_EXERCISE DETAILS:_ Copy out all lines that carry the word "icon".

══ PROVIDED MATERIAL

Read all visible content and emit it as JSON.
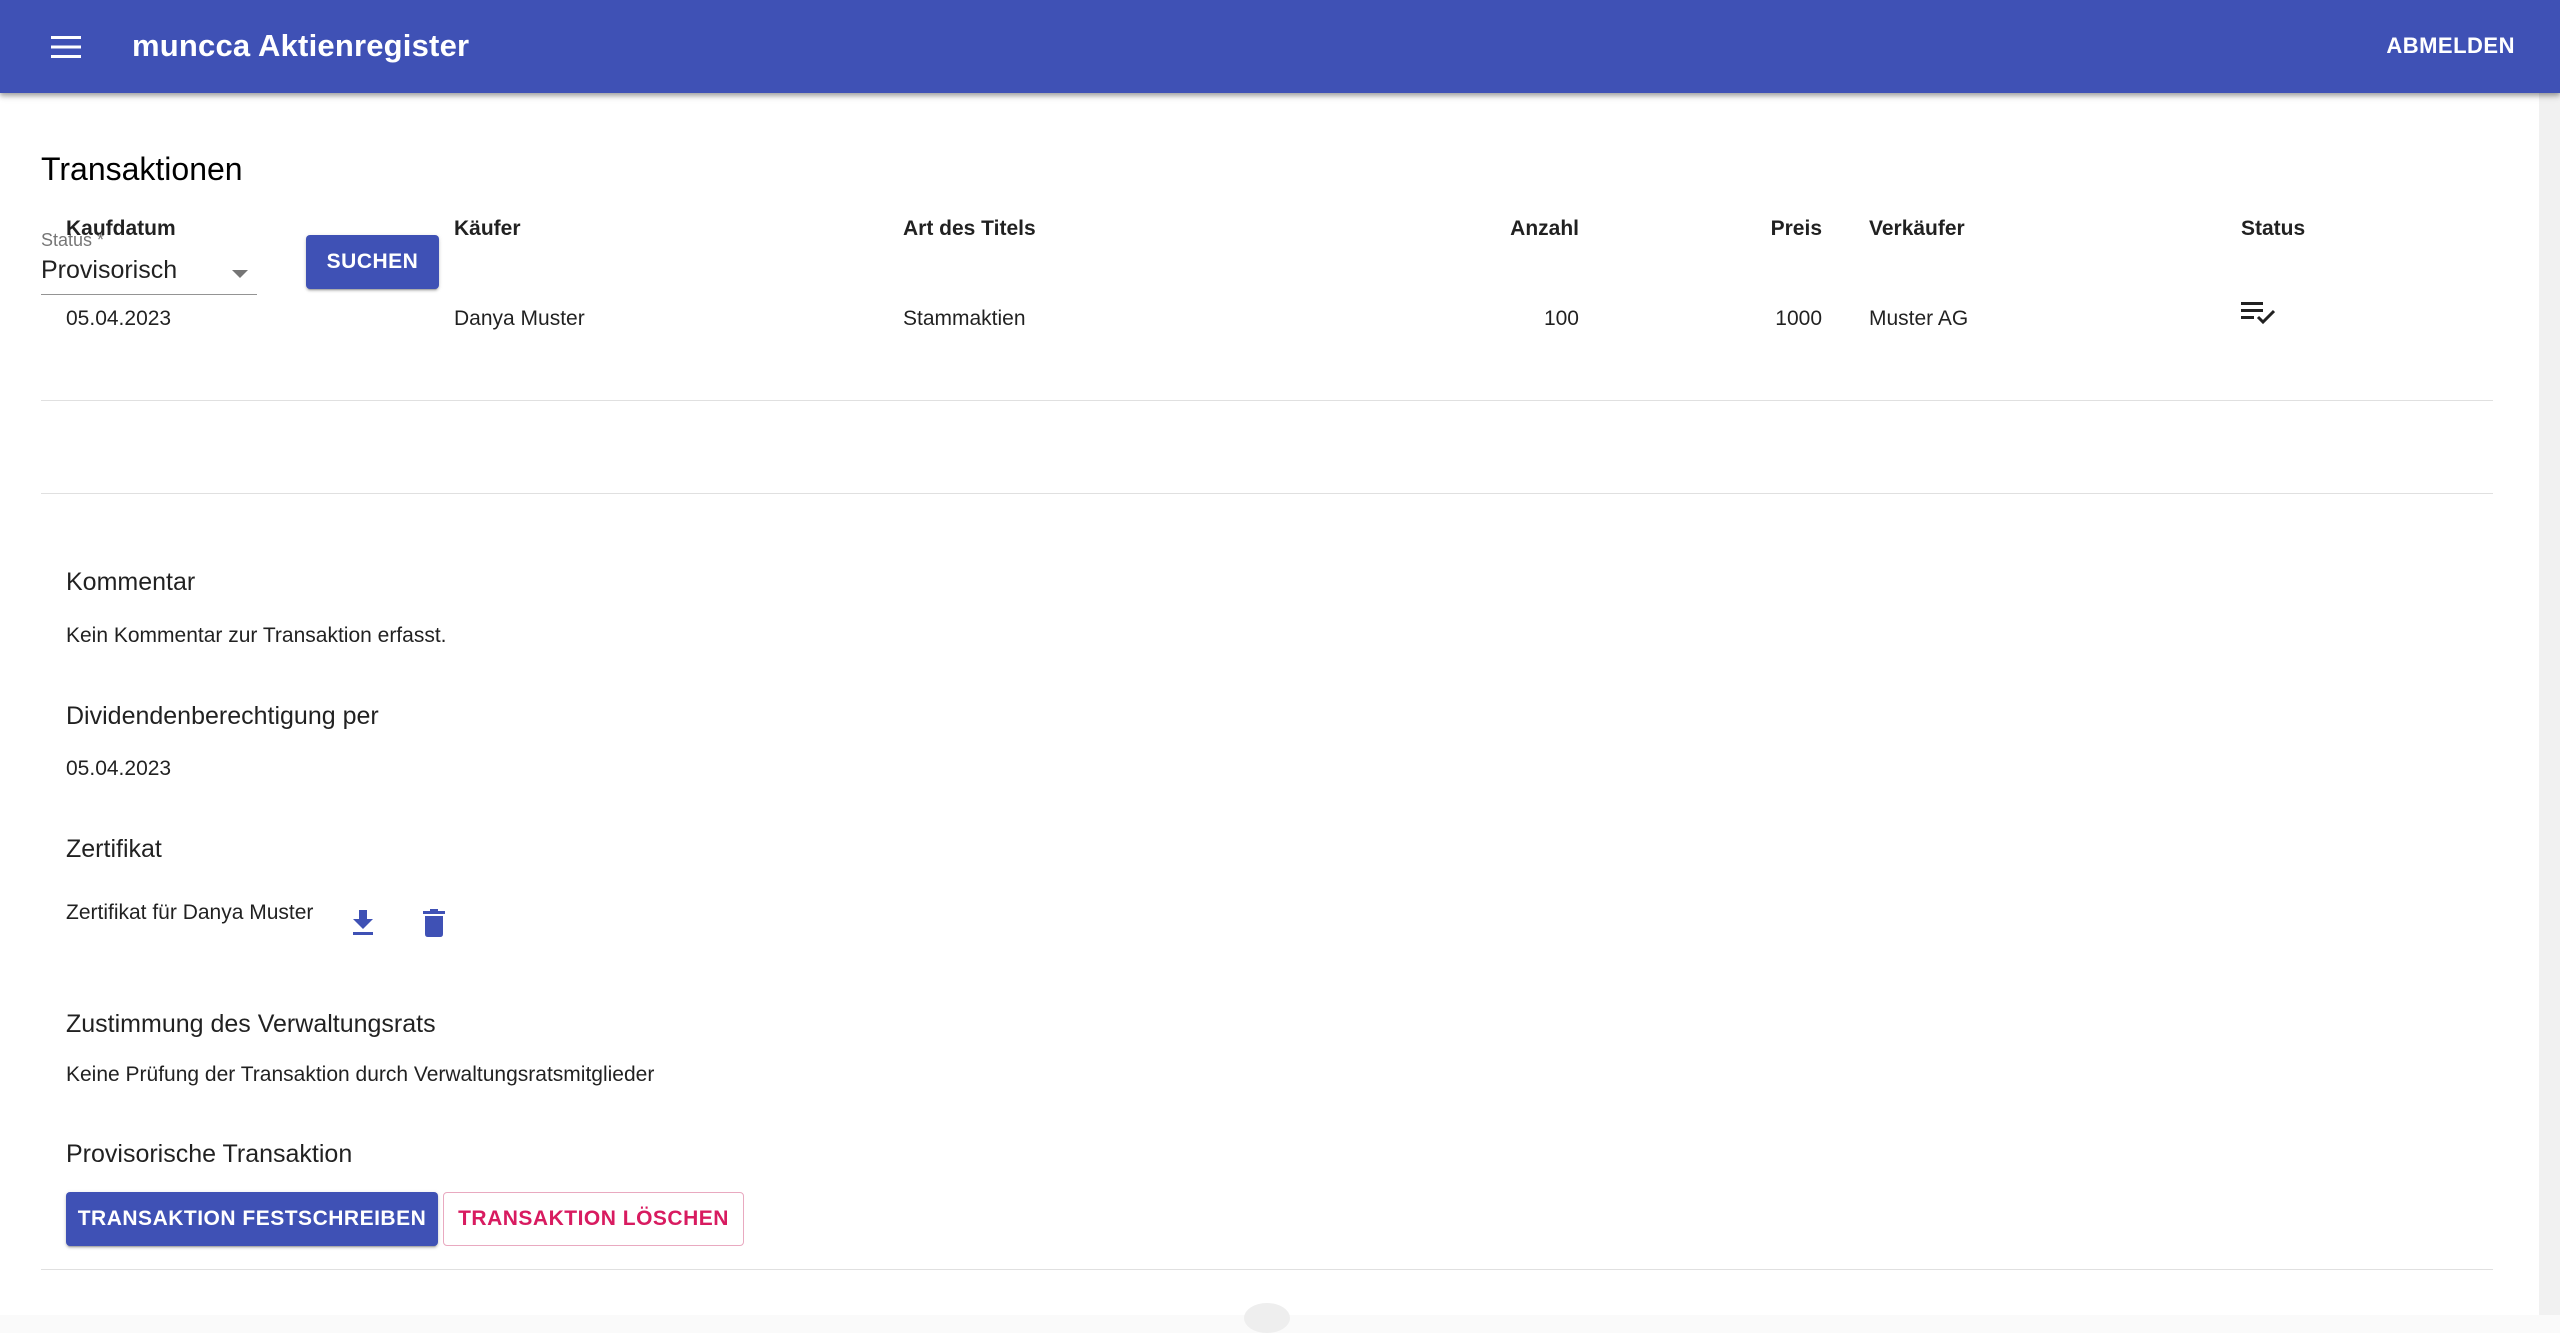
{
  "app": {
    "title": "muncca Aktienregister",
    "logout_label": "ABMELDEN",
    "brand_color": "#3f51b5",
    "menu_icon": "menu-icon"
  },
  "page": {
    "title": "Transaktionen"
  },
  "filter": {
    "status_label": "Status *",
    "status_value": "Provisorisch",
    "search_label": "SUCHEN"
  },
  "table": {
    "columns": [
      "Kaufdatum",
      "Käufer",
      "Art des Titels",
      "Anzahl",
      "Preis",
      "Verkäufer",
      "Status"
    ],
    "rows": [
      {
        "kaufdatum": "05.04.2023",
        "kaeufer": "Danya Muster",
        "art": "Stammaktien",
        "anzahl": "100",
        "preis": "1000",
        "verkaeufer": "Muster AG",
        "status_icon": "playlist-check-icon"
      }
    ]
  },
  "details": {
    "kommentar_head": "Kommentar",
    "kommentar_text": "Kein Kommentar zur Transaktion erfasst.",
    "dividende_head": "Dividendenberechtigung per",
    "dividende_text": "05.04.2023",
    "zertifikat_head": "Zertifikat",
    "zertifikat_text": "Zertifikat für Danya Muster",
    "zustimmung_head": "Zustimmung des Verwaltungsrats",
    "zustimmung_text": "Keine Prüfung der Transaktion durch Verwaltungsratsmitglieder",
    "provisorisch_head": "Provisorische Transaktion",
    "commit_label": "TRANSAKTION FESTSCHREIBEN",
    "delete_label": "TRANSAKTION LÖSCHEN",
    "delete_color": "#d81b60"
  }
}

════

_IN RESPONSE:_
    "menu_icon": "menu-icon"
        "status_icon": "playlist-check-icon"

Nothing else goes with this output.